++++ Trecho da página ++++

Agora, a defesa de Neymar tem dito a jornalistas que a
dívida deve ser zerada, em razão dos impostos já pagos na Espanha. Mas não
existe um cálculo oficial sobre isso. “Essa é uma conta difícil de fazer
sem ter o demonstrativo do débito que normalmente acompanha os autos de
infração”, afirmou Paulo Vieira da Rocha, professor de direito tributário
e sócio do VRMA Advogados. “Alguns tribunais administrativos dão um valor
aproximado, embora o valor exato no final nunca seja o mesmo. Seriam necessários
os autos e muitas horas de trabalho para chegar ao valor exato.”

++++ Material da tarefa ++++

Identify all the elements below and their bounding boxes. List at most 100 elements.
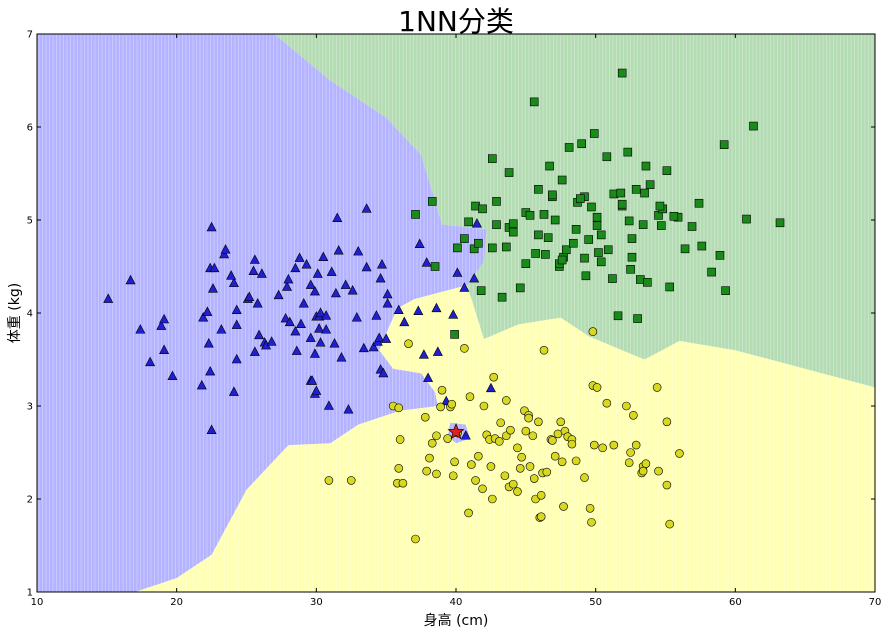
- data-point-triangle: [347, 285, 358, 295]
- data-point-circle: [394, 403, 404, 413]
- data-point-square: [508, 219, 518, 229]
- y-axis-ticks: 1 2 3 4 5 6 7: [27, 30, 875, 599]
- data-point-square: [515, 283, 525, 293]
- data-point-triangle: [103, 293, 114, 303]
- data-point-square: [624, 216, 634, 226]
- data-point-triangle: [351, 312, 362, 322]
- data-point-square: [576, 194, 585, 203]
- data-point-triangle: [206, 424, 217, 434]
- data-point-square: [497, 292, 507, 302]
- data-point-triangle: [305, 279, 316, 289]
- data-point-triangle: [378, 367, 389, 378]
- data-point-circle: [422, 466, 431, 476]
- data-point-circle: [394, 464, 404, 473]
- data-point-triangle: [353, 245, 364, 256]
- data-point-square: [613, 311, 623, 321]
- data-point-circle: [395, 435, 405, 444]
- data-point-square: [548, 190, 557, 200]
- data-point-square: [596, 230, 606, 240]
- data-point-triangle: [254, 329, 265, 340]
- data-point-square: [488, 154, 497, 163]
- data-point-triangle: [231, 353, 242, 364]
- data-point-triangle: [202, 306, 213, 316]
- data-point-square: [617, 199, 627, 209]
- data-point-triangle: [326, 266, 337, 276]
- data-point-square: [569, 238, 578, 248]
- data-point-circle: [324, 476, 334, 485]
- data-point-triangle: [203, 338, 214, 348]
- y-tick-label: 7: [27, 30, 33, 41]
- data-points: [103, 68, 785, 544]
- data-point-square: [577, 139, 587, 149]
- data-point-triangle: [485, 382, 496, 393]
- y-tick-label: 1: [27, 588, 33, 599]
- data-point-square: [478, 204, 487, 214]
- data-point-circle: [425, 453, 434, 463]
- data-point-circle: [464, 508, 473, 518]
- data-point-square: [742, 214, 751, 224]
- data-point-triangle: [167, 370, 178, 381]
- data-point-circle: [525, 462, 535, 471]
- data-point-square: [557, 175, 567, 185]
- data-point-square: [602, 152, 612, 162]
- data-point-triangle: [413, 305, 424, 315]
- data-point-square: [680, 244, 690, 254]
- x-tick-label: 50: [589, 597, 602, 608]
- data-point-triangle: [309, 285, 320, 296]
- data-point-circle: [548, 436, 557, 445]
- data-point-triangle: [376, 258, 387, 269]
- data-point-circle: [478, 484, 487, 494]
- data-point-square: [608, 274, 617, 283]
- data-point-circle: [624, 458, 634, 468]
- data-point-triangle: [252, 298, 263, 308]
- data-point-square: [594, 248, 603, 257]
- data-point-triangle: [459, 282, 470, 292]
- data-point-circle: [420, 412, 430, 422]
- data-point-square: [645, 180, 655, 189]
- data-point-square: [592, 212, 602, 222]
- data-point-square: [587, 202, 596, 212]
- data-point-square: [775, 218, 785, 228]
- data-point-triangle: [330, 287, 341, 298]
- y-tick-label: 4: [27, 309, 33, 320]
- data-point-triangle: [198, 312, 209, 322]
- data-point-triangle: [418, 349, 429, 359]
- data-point-circle: [479, 401, 489, 411]
- data-point-triangle: [305, 332, 316, 342]
- data-point-square: [539, 210, 549, 219]
- data-point-triangle: [159, 344, 170, 355]
- x-axis-label: 身高 (cm): [424, 612, 489, 629]
- data-point-triangle: [471, 218, 482, 228]
- data-point-square: [580, 253, 589, 263]
- data-point-square: [662, 166, 672, 176]
- data-point-triangle: [309, 348, 320, 358]
- data-point-circle: [662, 417, 672, 427]
- decision-regions: [37, 34, 875, 592]
- data-point-square: [541, 250, 550, 259]
- data-point-square: [623, 147, 633, 157]
- y-tick-label: 6: [27, 123, 33, 134]
- x-axis-ticks: 10 20 30 40 50 60 70: [31, 34, 881, 608]
- data-point-square: [657, 221, 666, 230]
- data-point-square: [640, 188, 649, 198]
- data-point-triangle: [469, 272, 480, 283]
- data-point-square: [501, 242, 511, 252]
- data-point-triangle: [301, 258, 312, 269]
- data-point-circle: [515, 464, 525, 473]
- data-point-triangle: [333, 245, 344, 255]
- data-point-circle: [550, 451, 560, 461]
- data-point-triangle: [209, 262, 220, 273]
- data-point-triangle: [358, 342, 369, 353]
- data-point-circle: [467, 460, 476, 469]
- data-point-square: [450, 330, 459, 339]
- data-point-triangle: [248, 265, 259, 275]
- data-point-triangle: [343, 404, 354, 414]
- data-point-square: [596, 257, 606, 267]
- data-point-circle: [486, 462, 496, 471]
- data-point-triangle: [336, 351, 347, 362]
- data-point-triangle: [382, 288, 393, 299]
- data-point-circle: [588, 327, 598, 336]
- data-point-circle: [622, 401, 631, 411]
- data-point-triangle: [273, 289, 284, 300]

++++

▶ [Enunciado 1]:
Enumere todos os nomes próprios que aparecem no trecho sobre a dívida de Neymar.
▶ [Enunciado 2]:
Extraia dos registros todas as linhas que contenham a sequência "label", levando em conta a distinção entre maiúsculas e minúsculas.
Os registros não guardam relação alguma com o trecho.

▶ [Resposta escrita 1]:
- Neymar
- Espanha
- Paulo Vieira da Rocha
- VRMA Advogados

▶ [Resposta escrita 2]:
- y-tick-label: 7: [27, 30, 33, 41]
- y-tick-label: 1: [27, 588, 33, 599]
- x-tick-label: 50: [589, 597, 602, 608]
- y-tick-label: 4: [27, 309, 33, 320]
- x-axis-label: 身高 (cm): [424, 612, 489, 629]
- y-tick-label: 6: [27, 123, 33, 134]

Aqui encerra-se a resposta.